##### Given records

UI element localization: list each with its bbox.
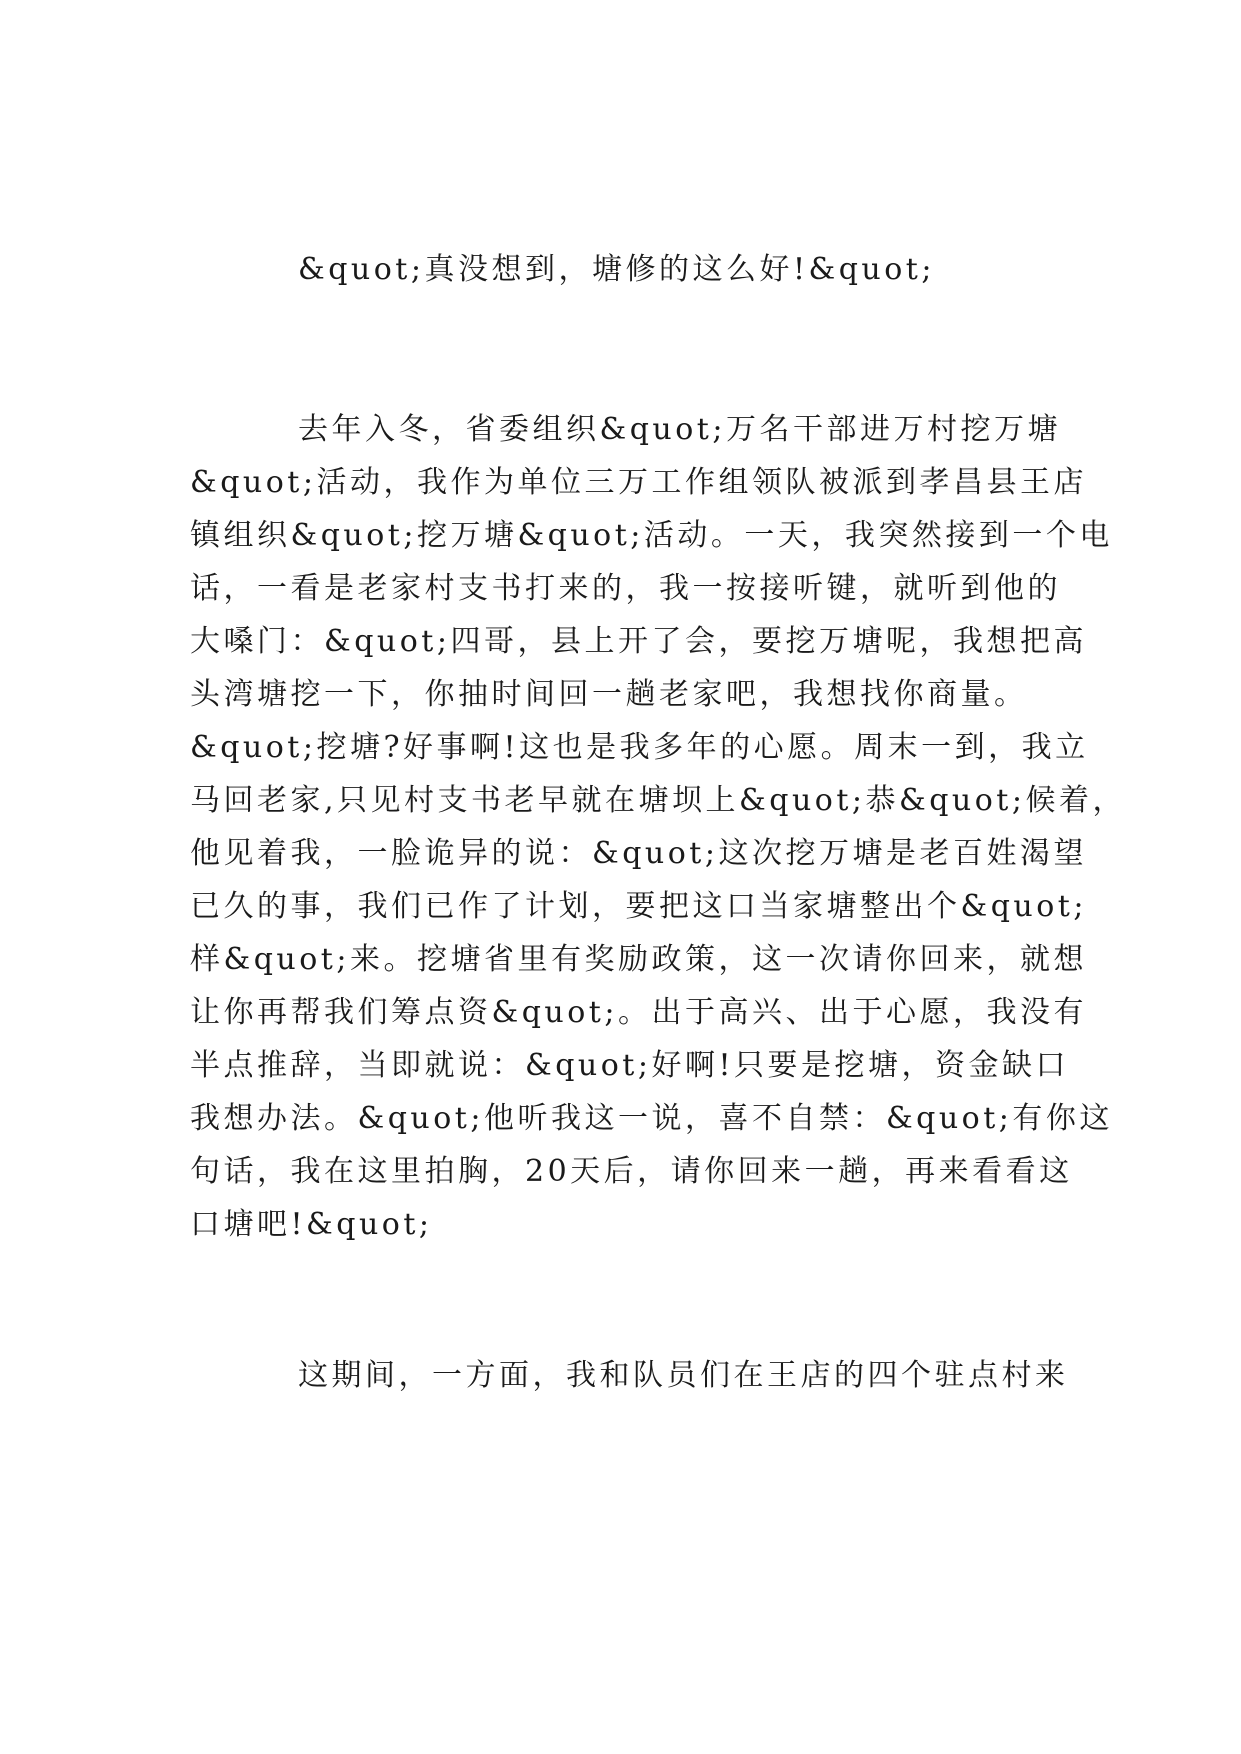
paragraph-line: 这期间，一方面，我和队员们在王店的四个驻点村来 xyxy=(298,1358,1069,1393)
paragraph-line: 大嗓门：&quot;四哥，县上开了会，要挖万塘呢，我想把高 xyxy=(190,624,1087,659)
paragraph-line: &quot;活动，我作为单位三万工作组领队被派到孝昌县王店 xyxy=(190,465,1087,500)
paragraph-line: 马回老家,只见村支书老早就在塘坝上&quot;恭&quot;候着， xyxy=(190,783,1126,818)
paragraph-line: 去年入冬，省委组织&quot;万名干部进万村挖万塘 xyxy=(298,412,1061,447)
paragraph-line: 口塘吧!&quot; xyxy=(190,1207,433,1242)
paragraph-line: 句话，我在这里拍胸，20天后，请你回来一趟，再来看看这 xyxy=(190,1154,1073,1189)
quote-line: &quot;真没想到，塘修的这么好!&quot; xyxy=(298,252,935,287)
paragraph-line: 我想办法。&quot;他听我这一说，喜不自禁：&quot;有你这 xyxy=(190,1101,1113,1136)
paragraph-line: 已久的事，我们已作了计划，要把这口当家塘整出个&quot; xyxy=(190,889,1087,924)
paragraph-line: 话，一看是老家村支书打来的，我一按接听键，就听到他的 xyxy=(190,571,1061,606)
paragraph-line: 头湾塘挖一下，你抽时间回一趟老家吧，我想找你商量。 xyxy=(190,677,1028,712)
paragraph-line: 半点推辞，当即就说：&quot;好啊!只要是挖塘，资金缺口 xyxy=(190,1048,1070,1083)
paragraph-line: 样&quot;来。挖塘省里有奖励政策，这一次请你回来，就想 xyxy=(190,942,1087,977)
paragraph-line: &quot;挖塘?好事啊!这也是我多年的心愿。周末一到，我立 xyxy=(190,730,1089,765)
paragraph-line: 他见着我，一脸诡异的说：&quot;这次挖万塘是老百姓渴望 xyxy=(190,836,1087,871)
paragraph-line: 镇组织&quot;挖万塘&quot;活动。一天，我突然接到一个电 xyxy=(190,518,1113,553)
paragraph-line: 让你再帮我们筹点资&quot;。出于高兴、出于心愿，我没有 xyxy=(190,995,1087,1030)
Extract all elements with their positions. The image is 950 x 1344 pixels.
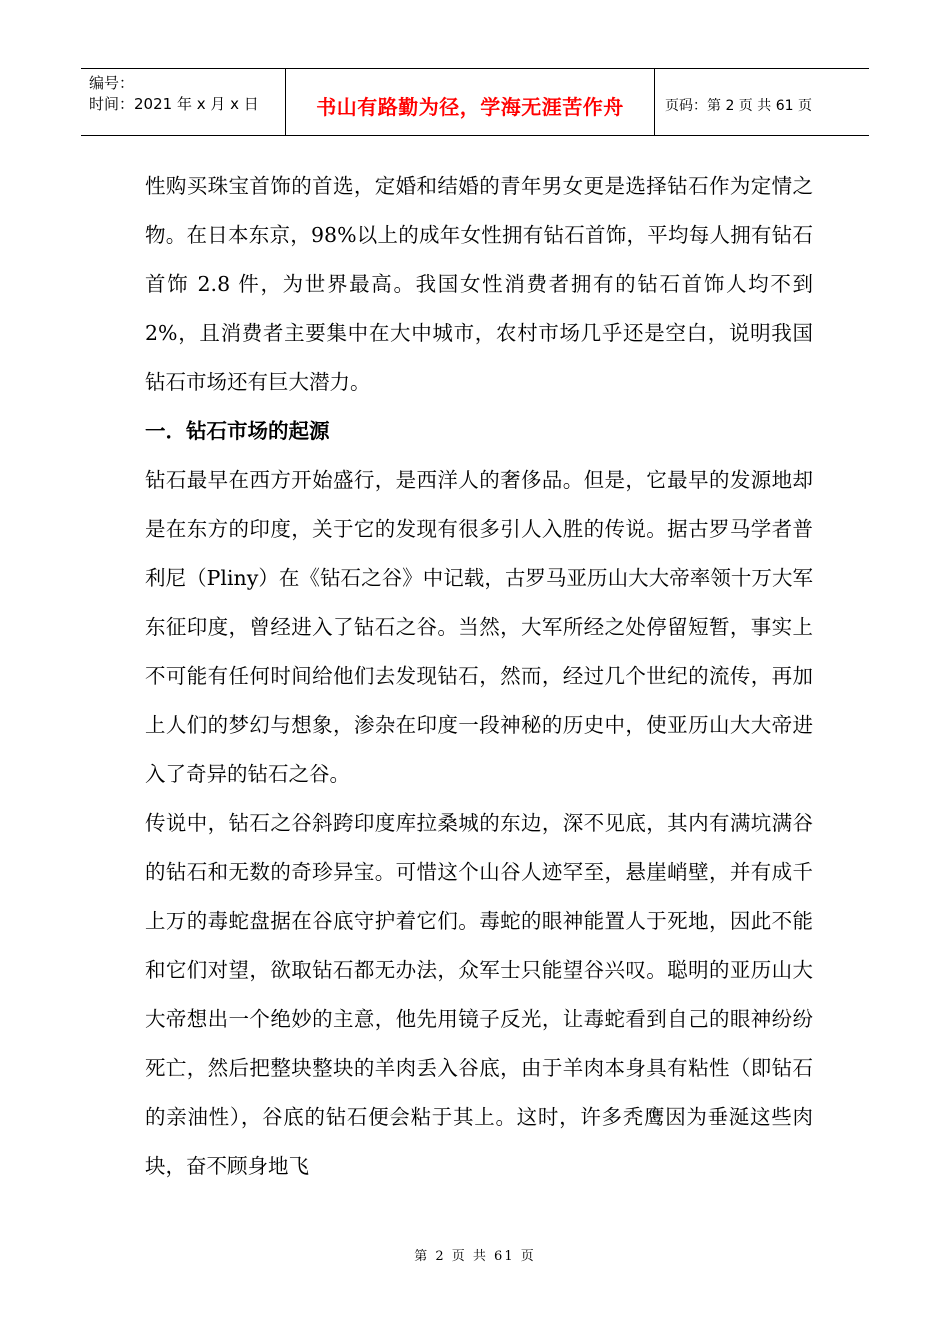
page-footer: 第 2 页 共 61 页	[414, 1249, 536, 1264]
document-date-label: 时间：2021 年 x 月 x 日	[89, 95, 259, 113]
header-motto: 书山有路勤为径，学海无涯苦作舟	[316, 94, 624, 119]
body-paragraph: 传说中，钻石之谷斜跨印度库拉桑城的东边，深不见底，其内有满坑满谷的钻石和无数的奇珍异宝。可惜这个山谷人迹罕至，悬崖峭壁，并有成千上万的毒蛇盘据在谷底守护着它们。毒蛇的眼神能置人于死地，因此不能和它们对望，欲取钻石都无办法，众军士只能望谷兴叹。聪明的亚历山大大帝想出一个绝妙的主意，他先用镜子反光，让毒蛇看到自己的眼神纷纷死亡，然后把整块整块的羊肉丢入谷底，由于羊肉本身具有粘性（即钻石的亲油性），谷底的钻石便会粘于其上。这时，许多秃鹰因为垂涎这些肉块，奋不顾身地飞	[145, 811, 813, 1178]
document-body	[145, 162, 813, 1191]
document-number-label: 编号：	[89, 74, 135, 92]
body-paragraph: 钻石最早在西方开始盛行，是西洋人的奢侈品。但是，它最早的发源地却是在东方的印度，关于它的发现有很多引人入胜的传说。据古罗马学者普利尼（Pliny）在《钻石之谷》中记载，古罗马亚历山大大帝率领十万大军东征印度，曾经进入了钻石之谷。当然，大军所经之处停留短暂，事实上不可能有任何时间给他们去发现钻石，然而，经过几个世纪的流传，再加上人们的梦幻与想象，渗杂在印度一段神秘的历史中，使亚历山大大帝进入了奇异的钻石之谷。	[145, 468, 813, 786]
header-motto-cell	[285, 69, 655, 135]
section-heading: 一．钻石市场的起源	[145, 419, 330, 443]
page-header	[81, 68, 869, 136]
header-page-cell	[655, 69, 869, 135]
header-page-info: 页码：第 2 页 共 61 页	[665, 98, 812, 114]
body-paragraph: 性购买珠宝首饰的首选，定婚和结婚的青年男女更是选择钻石作为定情之物。在日本东京，98%以上的成年女性拥有钻石首饰，平均每人拥有钻石首饰 2.8 件，为世界最高。我国女性消费者拥有的钻石首饰人均不到 2%，且消费者主要集中在大中城市，农村市场几乎还是空白，说明我国钻石市场还有巨大潜力。	[145, 174, 813, 394]
header-meta-cell	[81, 69, 285, 135]
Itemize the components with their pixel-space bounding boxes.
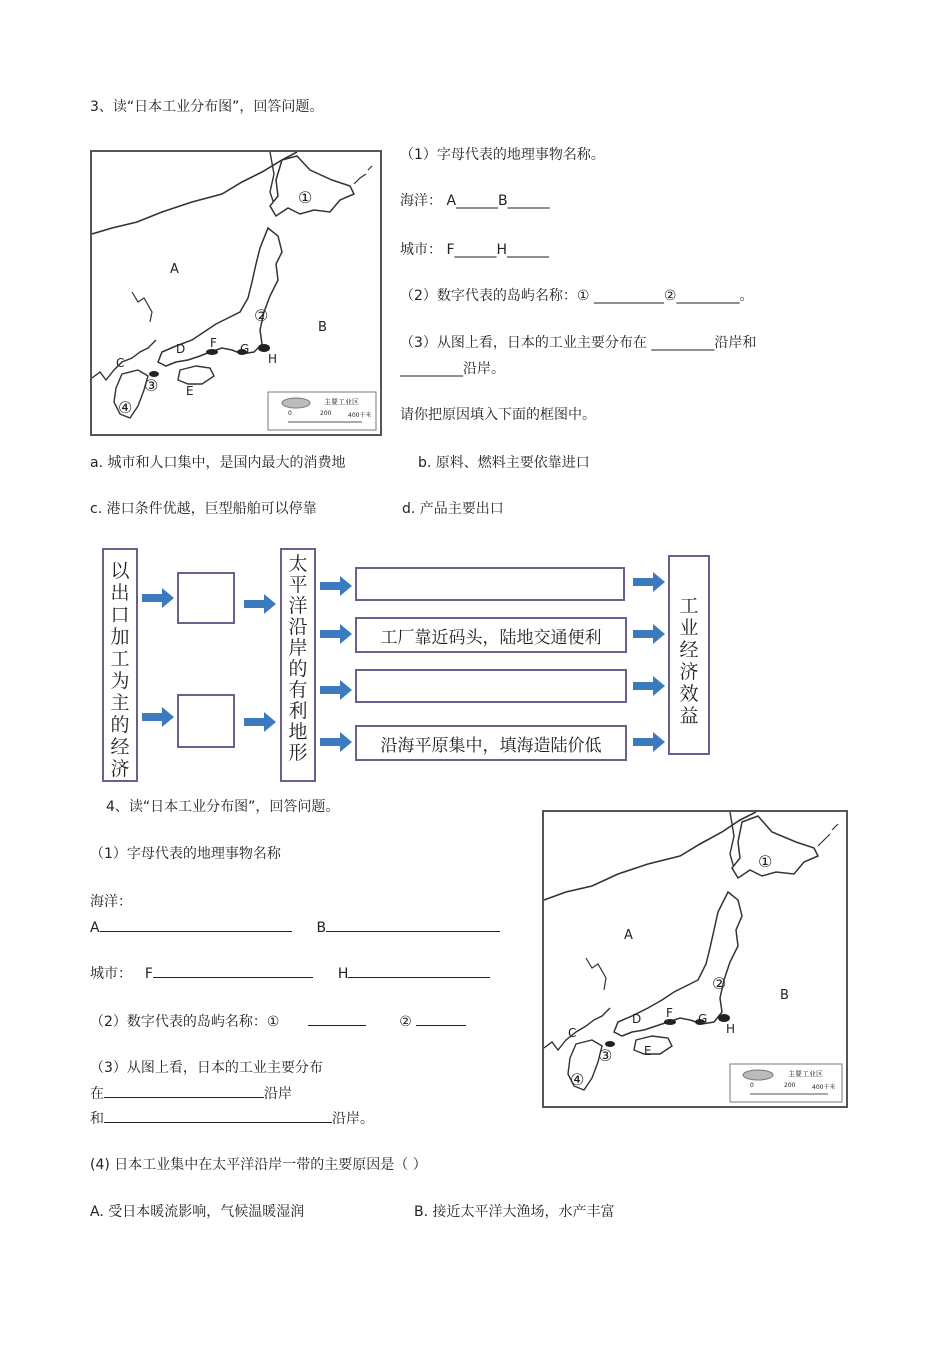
q4-sub3-b-post: 沿岸	[264, 1086, 292, 1102]
flow-arrow-3	[244, 594, 278, 614]
q4-blank-A[interactable]	[100, 916, 292, 932]
map2-label-B: B	[780, 988, 789, 1003]
map2-label-3: ③	[598, 1046, 613, 1065]
q4-sub3-c-line	[90, 1107, 374, 1128]
q4-label-H: H	[337, 966, 349, 982]
map1-label-F: F	[210, 336, 217, 350]
q4-blank-coast-2[interactable]	[104, 1107, 332, 1123]
map1-scale-200: 200	[320, 410, 332, 417]
flow-arrow-2	[142, 707, 176, 727]
flow-arrow-10	[633, 624, 667, 644]
q4-sub2-mid: ②	[399, 1014, 412, 1030]
flow-arrow-9	[633, 572, 667, 592]
map1-label-H: H	[268, 352, 278, 366]
q3-ocean-line: 海洋： A______B______	[400, 193, 550, 209]
q4-title: 4、读“日本工业分布图”，回答问题。	[106, 799, 340, 815]
flow-arrow-8	[320, 732, 354, 752]
flow-arrow-1	[142, 588, 176, 608]
map1-label-4: ④	[118, 398, 133, 417]
map2-label-D: D	[632, 1012, 642, 1026]
q3-option-a: a. 城市和人口集中，是国内最大的消费地	[90, 455, 346, 471]
blank-row-1[interactable]	[355, 567, 625, 601]
flow-row-4	[355, 725, 627, 761]
map1-label-B: B	[318, 320, 327, 335]
map2-legend-text: 主要工业区	[788, 1070, 823, 1078]
q4-sub3-a: （3）从图上看，日本的工业主要分布	[90, 1060, 323, 1076]
flow-arrow-6	[320, 624, 354, 644]
flow-row-2-text: 工厂靠近码头，陆地交通便利	[380, 627, 602, 648]
flow-left-text: 以出口加工为主的经济	[110, 560, 130, 780]
flow-middle-box	[280, 548, 316, 782]
q4-sub2-line	[90, 1010, 466, 1031]
blank-box-lower[interactable]	[177, 694, 235, 748]
q4-option-A[interactable]: A. 受日本暖流影响，气候温暖湿润	[90, 1204, 305, 1220]
map1-label-E: E	[186, 384, 194, 398]
map2-label-A: A	[624, 928, 633, 943]
q3-sub2: （2）数字代表的岛屿名称：① __________②_________。	[400, 288, 754, 304]
map2-scale-400: 400千米	[812, 1084, 836, 1091]
flow-row-2	[355, 617, 627, 653]
japan-industry-map-1	[90, 150, 382, 436]
q3-fill-prompt: 请你把原因填入下面的框图中。	[400, 407, 596, 423]
q4-blank-island-2[interactable]	[416, 1010, 466, 1026]
q3-sub1: （1）字母代表的地理事物名称。	[400, 147, 605, 163]
q4-option-B[interactable]: B. 接近太平洋大渔场，水产丰富	[414, 1204, 615, 1220]
map2-label-E: E	[644, 1044, 652, 1058]
q4-blank-H[interactable]	[348, 962, 490, 978]
japan-industry-map-2	[542, 810, 848, 1108]
map2-scale-0: 0	[750, 1082, 754, 1089]
q4-label-A: A	[90, 920, 100, 936]
q3-option-d: d. 产品主要出口	[402, 501, 504, 517]
q4-blank-F[interactable]	[153, 962, 313, 978]
map1-scale-400: 400千米	[348, 412, 372, 419]
q4-sub3-b-pre: 在	[90, 1086, 104, 1102]
map1-label-A: A	[170, 262, 179, 277]
q3-option-c: c. 港口条件优越，巨型船舶可以停靠	[90, 501, 317, 517]
map2-label-4: ④	[570, 1070, 585, 1089]
q3-city-line: 城市： F______H______	[400, 242, 550, 258]
map2-label-H: H	[726, 1022, 736, 1036]
flow-left-box	[102, 548, 138, 782]
map1-label-D: D	[176, 342, 186, 356]
q4-blank-island-1[interactable]	[308, 1010, 366, 1026]
q4-sub3-b-line	[90, 1082, 292, 1103]
flow-row-4-text: 沿海平原集中，填海造陆价低	[380, 735, 602, 756]
q4-sub2: （2）数字代表的岛屿名称：①	[90, 1014, 280, 1030]
map2-label-1: ①	[758, 852, 773, 871]
q3-sub3-a: （3）从图上看，日本的工业主要分布在 _________沿岸和	[400, 335, 757, 351]
map1-scale-0: 0	[288, 410, 292, 417]
q4-sub4: (4) 日本工业集中在太平洋沿岸一带的主要原因是（ ）	[90, 1157, 427, 1173]
q4-label-B: B	[316, 920, 327, 936]
q3-option-b: b. 原料、燃料主要依靠进口	[418, 455, 590, 471]
map1-legend-text: 主要工业区	[324, 398, 359, 406]
q4-label-F: F	[144, 966, 153, 982]
map2-label-2: ②	[712, 974, 727, 993]
q4-ocean-answers	[90, 916, 500, 936]
map1-label-2: ②	[254, 306, 269, 325]
flow-middle-text: 太平洋沿岸的有利地形	[288, 553, 308, 764]
flow-right-text: 工业经济效益	[679, 595, 699, 727]
flow-right-box	[668, 555, 710, 755]
map2-label-G: G	[698, 1012, 708, 1026]
flow-arrow-4	[244, 712, 278, 732]
q4-sub3-c-pre: 和	[90, 1111, 104, 1127]
blank-box-upper[interactable]	[177, 572, 235, 624]
q4-sub1: （1）字母代表的地理事物名称	[90, 846, 281, 862]
map2-label-F: F	[666, 1006, 673, 1020]
flow-arrow-12	[633, 732, 667, 752]
blank-row-3[interactable]	[355, 669, 627, 703]
flow-arrow-5	[320, 576, 354, 596]
map1-label-G: G	[240, 342, 250, 356]
map2-scale-200: 200	[784, 1082, 796, 1089]
flow-arrow-7	[320, 680, 354, 700]
q4-city: 城市：	[90, 966, 132, 982]
q4-blank-coast-1[interactable]	[104, 1082, 264, 1098]
q4-sub3-c-post: 沿岸。	[332, 1111, 374, 1127]
map1-label-3: ③	[144, 376, 159, 395]
q3-title: 3、读“日本工业分布图”，回答问题。	[90, 99, 324, 115]
map1-label-C: C	[116, 356, 125, 370]
q4-ocean: 海洋：	[90, 894, 132, 910]
q4-city-answers	[90, 962, 490, 983]
map1-label-1: ①	[298, 188, 313, 207]
q4-blank-B[interactable]	[326, 916, 500, 932]
map2-label-C: C	[568, 1026, 577, 1040]
flow-arrow-11	[633, 676, 667, 696]
q3-sub3-b: _________沿岸。	[400, 361, 505, 377]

##########

*Exercise details*.
Reproduce the records above, from their start through the line containing "Extract all elements", with both ends included. Leave the pictures out of your answer.

*The answer*.
UI element localization: list each with its bbox.
paragraph-line: 这期间，一方面，我和队员们在王店的四个驻点村来 xyxy=(298,1358,1069,1393)
paragraph-line: 大嗓门：&quot;四哥，县上开了会，要挖万塘呢，我想把高 xyxy=(190,624,1087,659)
paragraph-line: &quot;活动，我作为单位三万工作组领队被派到孝昌县王店 xyxy=(190,465,1087,500)
paragraph-line: 马回老家,只见村支书老早就在塘坝上&quot;恭&quot;候着， xyxy=(190,783,1126,818)
paragraph-line: 去年入冬，省委组织&quot;万名干部进万村挖万塘 xyxy=(298,412,1061,447)
paragraph-line: 口塘吧!&quot; xyxy=(190,1207,433,1242)
paragraph-line: 句话，我在这里拍胸，20天后，请你回来一趟，再来看看这 xyxy=(190,1154,1073,1189)
quote-line: &quot;真没想到，塘修的这么好!&quot; xyxy=(298,252,935,287)
paragraph-line: 我想办法。&quot;他听我这一说，喜不自禁：&quot;有你这 xyxy=(190,1101,1113,1136)
paragraph-line: 已久的事，我们已作了计划，要把这口当家塘整出个&quot; xyxy=(190,889,1087,924)
paragraph-line: 话，一看是老家村支书打来的，我一按接听键，就听到他的 xyxy=(190,571,1061,606)
paragraph-line: 头湾塘挖一下，你抽时间回一趟老家吧，我想找你商量。 xyxy=(190,677,1028,712)
paragraph-line: 半点推辞，当即就说：&quot;好啊!只要是挖塘，资金缺口 xyxy=(190,1048,1070,1083)
paragraph-line: 样&quot;来。挖塘省里有奖励政策，这一次请你回来，就想 xyxy=(190,942,1087,977)
paragraph-line: &quot;挖塘?好事啊!这也是我多年的心愿。周末一到，我立 xyxy=(190,730,1089,765)
paragraph-line: 他见着我，一脸诡异的说：&quot;这次挖万塘是老百姓渴望 xyxy=(190,836,1087,871)
paragraph-line: 镇组织&quot;挖万塘&quot;活动。一天，我突然接到一个电 xyxy=(190,518,1113,553)
paragraph-line: 让你再帮我们筹点资&quot;。出于高兴、出于心愿，我没有 xyxy=(190,995,1087,1030)
Extract all elements with their positions. The image is 950 x 1344 pixels.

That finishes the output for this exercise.